Write out the entries below once more, exactly.

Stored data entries
^^^^^^^^
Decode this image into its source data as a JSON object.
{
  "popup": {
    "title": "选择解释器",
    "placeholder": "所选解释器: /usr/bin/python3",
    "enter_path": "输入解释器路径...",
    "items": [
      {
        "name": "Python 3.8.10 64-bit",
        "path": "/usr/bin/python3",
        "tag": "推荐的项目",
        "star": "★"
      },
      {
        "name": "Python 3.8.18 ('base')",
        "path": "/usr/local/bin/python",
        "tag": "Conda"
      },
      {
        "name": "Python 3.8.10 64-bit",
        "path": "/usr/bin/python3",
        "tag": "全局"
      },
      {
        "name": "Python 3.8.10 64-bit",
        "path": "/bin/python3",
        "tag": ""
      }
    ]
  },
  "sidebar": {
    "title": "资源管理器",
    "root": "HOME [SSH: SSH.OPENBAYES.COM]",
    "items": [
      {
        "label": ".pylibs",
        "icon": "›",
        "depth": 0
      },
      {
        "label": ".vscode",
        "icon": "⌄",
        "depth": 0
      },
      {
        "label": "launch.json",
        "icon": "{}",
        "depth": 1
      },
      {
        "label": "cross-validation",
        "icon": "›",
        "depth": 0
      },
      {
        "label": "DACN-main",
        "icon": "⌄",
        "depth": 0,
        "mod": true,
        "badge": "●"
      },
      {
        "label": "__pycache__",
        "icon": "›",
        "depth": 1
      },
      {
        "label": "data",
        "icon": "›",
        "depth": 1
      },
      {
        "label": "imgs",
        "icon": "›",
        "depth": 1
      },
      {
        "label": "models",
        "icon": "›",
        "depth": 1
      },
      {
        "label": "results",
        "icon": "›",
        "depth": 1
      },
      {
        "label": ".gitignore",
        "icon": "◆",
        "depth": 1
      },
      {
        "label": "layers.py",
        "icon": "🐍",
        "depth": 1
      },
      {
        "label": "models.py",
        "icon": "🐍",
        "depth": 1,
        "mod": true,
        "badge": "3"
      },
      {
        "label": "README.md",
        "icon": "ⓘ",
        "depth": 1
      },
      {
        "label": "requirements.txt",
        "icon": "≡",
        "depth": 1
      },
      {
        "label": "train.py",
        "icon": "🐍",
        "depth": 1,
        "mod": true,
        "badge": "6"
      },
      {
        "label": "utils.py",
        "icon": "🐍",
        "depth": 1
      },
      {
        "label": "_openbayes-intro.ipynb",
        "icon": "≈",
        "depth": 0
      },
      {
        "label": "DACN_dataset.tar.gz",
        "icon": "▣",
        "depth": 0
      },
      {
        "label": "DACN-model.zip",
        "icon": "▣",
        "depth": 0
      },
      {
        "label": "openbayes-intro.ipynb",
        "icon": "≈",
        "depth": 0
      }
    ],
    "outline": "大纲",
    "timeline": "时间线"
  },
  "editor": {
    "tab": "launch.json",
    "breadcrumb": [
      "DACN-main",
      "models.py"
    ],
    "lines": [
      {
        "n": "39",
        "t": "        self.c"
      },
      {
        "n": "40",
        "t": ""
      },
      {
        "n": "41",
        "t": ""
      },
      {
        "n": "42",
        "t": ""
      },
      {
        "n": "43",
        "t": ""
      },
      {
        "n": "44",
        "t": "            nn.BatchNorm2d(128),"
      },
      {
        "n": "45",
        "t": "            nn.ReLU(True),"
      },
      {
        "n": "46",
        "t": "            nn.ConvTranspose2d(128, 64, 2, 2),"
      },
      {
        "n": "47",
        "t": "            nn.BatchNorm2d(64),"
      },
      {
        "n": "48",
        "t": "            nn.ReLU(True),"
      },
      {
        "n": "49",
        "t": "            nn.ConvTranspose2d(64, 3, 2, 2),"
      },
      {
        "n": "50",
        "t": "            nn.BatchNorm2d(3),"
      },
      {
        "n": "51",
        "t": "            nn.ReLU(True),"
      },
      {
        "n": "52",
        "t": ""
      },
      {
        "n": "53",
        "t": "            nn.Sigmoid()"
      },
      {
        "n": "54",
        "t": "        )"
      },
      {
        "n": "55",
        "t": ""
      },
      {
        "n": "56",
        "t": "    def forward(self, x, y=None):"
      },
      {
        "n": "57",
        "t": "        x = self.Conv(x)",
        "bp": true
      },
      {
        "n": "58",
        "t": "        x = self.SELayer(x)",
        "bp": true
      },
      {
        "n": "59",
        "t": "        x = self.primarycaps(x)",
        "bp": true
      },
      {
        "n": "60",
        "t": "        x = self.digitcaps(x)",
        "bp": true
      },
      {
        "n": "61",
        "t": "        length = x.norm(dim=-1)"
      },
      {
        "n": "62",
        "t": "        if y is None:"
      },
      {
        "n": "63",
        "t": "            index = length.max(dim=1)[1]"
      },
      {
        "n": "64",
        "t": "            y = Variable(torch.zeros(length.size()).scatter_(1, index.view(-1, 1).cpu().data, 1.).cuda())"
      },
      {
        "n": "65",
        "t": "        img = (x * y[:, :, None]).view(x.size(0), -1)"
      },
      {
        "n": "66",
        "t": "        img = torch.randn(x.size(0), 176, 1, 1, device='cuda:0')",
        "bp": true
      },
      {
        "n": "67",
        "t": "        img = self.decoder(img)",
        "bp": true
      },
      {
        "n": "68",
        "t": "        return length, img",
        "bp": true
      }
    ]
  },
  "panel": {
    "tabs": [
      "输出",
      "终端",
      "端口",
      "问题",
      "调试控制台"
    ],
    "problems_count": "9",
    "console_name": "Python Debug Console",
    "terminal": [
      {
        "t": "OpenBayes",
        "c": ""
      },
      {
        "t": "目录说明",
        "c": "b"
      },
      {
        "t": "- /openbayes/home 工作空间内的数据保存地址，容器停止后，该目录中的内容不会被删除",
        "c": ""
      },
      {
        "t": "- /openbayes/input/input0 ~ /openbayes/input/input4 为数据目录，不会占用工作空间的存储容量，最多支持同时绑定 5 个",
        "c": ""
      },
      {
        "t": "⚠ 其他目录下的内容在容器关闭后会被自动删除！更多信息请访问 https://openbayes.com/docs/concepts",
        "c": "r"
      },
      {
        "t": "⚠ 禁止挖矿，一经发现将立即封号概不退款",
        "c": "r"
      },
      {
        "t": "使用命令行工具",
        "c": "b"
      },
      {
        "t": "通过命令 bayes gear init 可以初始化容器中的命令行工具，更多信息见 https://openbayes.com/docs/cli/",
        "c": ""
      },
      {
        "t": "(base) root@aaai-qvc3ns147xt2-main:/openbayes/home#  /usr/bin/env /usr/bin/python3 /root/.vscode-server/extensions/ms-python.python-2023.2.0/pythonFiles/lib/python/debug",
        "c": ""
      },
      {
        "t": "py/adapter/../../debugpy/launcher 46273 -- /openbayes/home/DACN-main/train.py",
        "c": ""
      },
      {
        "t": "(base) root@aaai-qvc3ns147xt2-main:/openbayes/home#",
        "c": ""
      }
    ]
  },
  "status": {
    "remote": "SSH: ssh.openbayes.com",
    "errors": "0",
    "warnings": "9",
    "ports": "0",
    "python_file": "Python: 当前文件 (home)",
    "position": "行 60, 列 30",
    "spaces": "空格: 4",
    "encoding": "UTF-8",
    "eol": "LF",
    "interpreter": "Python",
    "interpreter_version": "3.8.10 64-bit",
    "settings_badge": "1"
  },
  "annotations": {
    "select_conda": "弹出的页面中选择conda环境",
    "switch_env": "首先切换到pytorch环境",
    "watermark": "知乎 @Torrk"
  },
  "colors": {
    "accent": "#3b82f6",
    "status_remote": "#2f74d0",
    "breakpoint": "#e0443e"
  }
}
^^^^^^^^
→ **EXERCISE RESPONSE**
Decode this image into its source data as a JSON object.
{
  "popup": {
    "title": "选择解释器",
    "placeholder": "所选解释器: /usr/bin/python3",
    "enter_path": "输入解释器路径...",
    "items": [
      {
        "name": "Python 3.8.10 64-bit",
        "path": "/usr/bin/python3",
        "tag": "推荐的项目",
        "star": "★"
      },
      {
        "name": "Python 3.8.18 ('base')",
        "path": "/usr/local/bin/python",
        "tag": "Conda"
      },
      {
        "name": "Python 3.8.10 64-bit",
        "path": "/usr/bin/python3",
        "tag": "全局"
      },
      {
        "name": "Python 3.8.10 64-bit",
        "path": "/bin/python3",
        "tag": ""
      }
    ]
  },
  "sidebar": {
    "title": "资源管理器",
    "root": "HOME [SSH: SSH.OPENBAYES.COM]",
    "items": [
      {
        "label": ".pylibs",
        "icon": "›",
        "depth": 0
      },
      {
        "label": ".vscode",
        "icon": "⌄",
        "depth": 0
      },
      {
        "label": "launch.json",
        "icon": "{}",
        "depth": 1
      },
      {
        "label": "cross-validation",
        "icon": "›",
        "depth": 0
      },
      {
        "label": "DACN-main",
        "icon": "⌄",
        "depth": 0,
        "mod": true,
        "badge": "●"
      },
      {
        "label": "__pycache__",
        "icon": "›",
        "depth": 1
      },
      {
        "label": "data",
        "icon": "›",
        "depth": 1
      },
      {
        "label": "imgs",
        "icon": "›",
        "depth": 1
      },
      {
        "label": "models",
        "icon": "›",
        "depth": 1
      },
      {
        "label": "results",
        "icon": "›",
        "depth": 1
      },
      {
        "label": ".gitignore",
        "icon": "◆",
        "depth": 1
      },
      {
        "label": "layers.py",
        "icon": "🐍",
        "depth": 1
      },
      {
        "label": "models.py",
        "icon": "🐍",
        "depth": 1,
        "mod": true,
        "badge": "3"
      },
      {
        "label": "README.md",
        "icon": "ⓘ",
        "depth": 1
      },
      {
        "label": "requirements.txt",
        "icon": "≡",
        "depth": 1
      },
      {
        "label": "train.py",
        "icon": "🐍",
        "depth": 1,
        "mod": true,
        "badge": "6"
      },
      {
        "label": "utils.py",
        "icon": "🐍",
        "depth": 1
      },
      {
        "label": "_openbayes-intro.ipynb",
        "icon": "≈",
        "depth": 0
      },
      {
        "label": "DACN_dataset.tar.gz",
        "icon": "▣",
        "depth": 0
      },
      {
        "label": "DACN-model.zip",
        "icon": "▣",
        "depth": 0
      },
      {
        "label": "openbayes-intro.ipynb",
        "icon": "≈",
        "depth": 0
      }
    ],
    "outline": "大纲",
    "timeline": "时间线"
  },
  "editor": {
    "tab": "launch.json",
    "breadcrumb": [
      "DACN-main",
      "models.py"
    ],
    "lines": [
      {
        "n": "39",
        "t": "        self.c"
      },
      {
        "n": "40",
        "t": ""
      },
      {
        "n": "41",
        "t": ""
      },
      {
        "n": "42",
        "t": ""
      },
      {
        "n": "43",
        "t": ""
      },
      {
        "n": "44",
        "t": "            nn.BatchNorm2d(128),"
      },
      {
        "n": "45",
        "t": "            nn.ReLU(True),"
      },
      {
        "n": "46",
        "t": "            nn.ConvTranspose2d(128, 64, 2, 2),"
      },
      {
        "n": "47",
        "t": "            nn.BatchNorm2d(64),"
      },
      {
        "n": "48",
        "t": "            nn.ReLU(True),"
      },
      {
        "n": "49",
        "t": "            nn.ConvTranspose2d(64, 3, 2, 2),"
      },
      {
        "n": "50",
        "t": "            nn.BatchNorm2d(3),"
      },
      {
        "n": "51",
        "t": "            nn.ReLU(True),"
      },
      {
        "n": "52",
        "t": ""
      },
      {
        "n": "53",
        "t": "            nn.Sigmoid()"
      },
      {
        "n": "54",
        "t": "        )"
      },
      {
        "n": "55",
        "t": ""
      },
      {
        "n": "56",
        "t": "    def forward(self, x, y=None):"
      },
      {
        "n": "57",
        "t": "        x = self.Conv(x)",
        "bp": true
      },
      {
        "n": "58",
        "t": "        x = self.SELayer(x)",
        "bp": true
      },
      {
        "n": "59",
        "t": "        x = self.primarycaps(x)",
        "bp": true
      },
      {
        "n": "60",
        "t": "        x = self.digitcaps(x)",
        "bp": true
      },
      {
        "n": "61",
        "t": "        length = x.norm(dim=-1)"
      },
      {
        "n": "62",
        "t": "        if y is None:"
      },
      {
        "n": "63",
        "t": "            index = length.max(dim=1)[1]"
      },
      {
        "n": "64",
        "t": "            y = Variable(torch.zeros(length.size()).scatter_(1, index.view(-1, 1).cpu().data, 1.).cuda())"
      },
      {
        "n": "65",
        "t": "        img = (x * y[:, :, None]).view(x.size(0), -1)"
      },
      {
        "n": "66",
        "t": "        img = torch.randn(x.size(0), 176, 1, 1, device='cuda:0')",
        "bp": true
      },
      {
        "n": "67",
        "t": "        img = self.decoder(img)",
        "bp": true
      },
      {
        "n": "68",
        "t": "        return length, img",
        "bp": true
      }
    ]
  },
  "panel": {
    "tabs": [
      "输出",
      "终端",
      "端口",
      "问题",
      "调试控制台"
    ],
    "problems_count": "9",
    "console_name": "Python Debug Console",
    "terminal": [
      {
        "t": "OpenBayes",
        "c": ""
      },
      {
        "t": "目录说明",
        "c": "b"
      },
      {
        "t": "- /openbayes/home 工作空间内的数据保存地址，容器停止后，该目录中的内容不会被删除",
        "c": ""
      },
      {
        "t": "- /openbayes/input/input0 ~ /openbayes/input/input4 为数据目录，不会占用工作空间的存储容量，最多支持同时绑定 5 个",
        "c": ""
      },
      {
        "t": "⚠ 其他目录下的内容在容器关闭后会被自动删除！更多信息请访问 https://openbayes.com/docs/concepts",
        "c": "r"
      },
      {
        "t": "⚠ 禁止挖矿，一经发现将立即封号概不退款",
        "c": "r"
      },
      {
        "t": "使用命令行工具",
        "c": "b"
      },
      {
        "t": "通过命令 bayes gear init 可以初始化容器中的命令行工具，更多信息见 https://openbayes.com/docs/cli/",
        "c": ""
      },
      {
        "t": "(base) root@aaai-qvc3ns147xt2-main:/openbayes/home#  /usr/bin/env /usr/bin/python3 /root/.vscode-server/extensions/ms-python.python-2023.2.0/pythonFiles/lib/python/debug",
        "c": ""
      },
      {
        "t": "py/adapter/../../debugpy/launcher 46273 -- /openbayes/home/DACN-main/train.py",
        "c": ""
      },
      {
        "t": "(base) root@aaai-qvc3ns147xt2-main:/openbayes/home#",
        "c": ""
      }
    ]
  },
  "status": {
    "remote": "SSH: ssh.openbayes.com",
    "errors": "0",
    "warnings": "9",
    "ports": "0",
    "python_file": "Python: 当前文件 (home)",
    "position": "行 60, 列 30",
    "spaces": "空格: 4",
    "encoding": "UTF-8",
    "eol": "LF",
    "interpreter": "Python",
    "interpreter_version": "3.8.10 64-bit",
    "settings_badge": "1"
  },
  "annotations": {
    "select_conda": "弹出的页面中选择conda环境",
    "switch_env": "首先切换到pytorch环境",
    "watermark": "知乎 @Torrk"
  },
  "colors": {
    "accent": "#3b82f6",
    "status_remote": "#2f74d0",
    "breakpoint": "#e0443e"
  }
}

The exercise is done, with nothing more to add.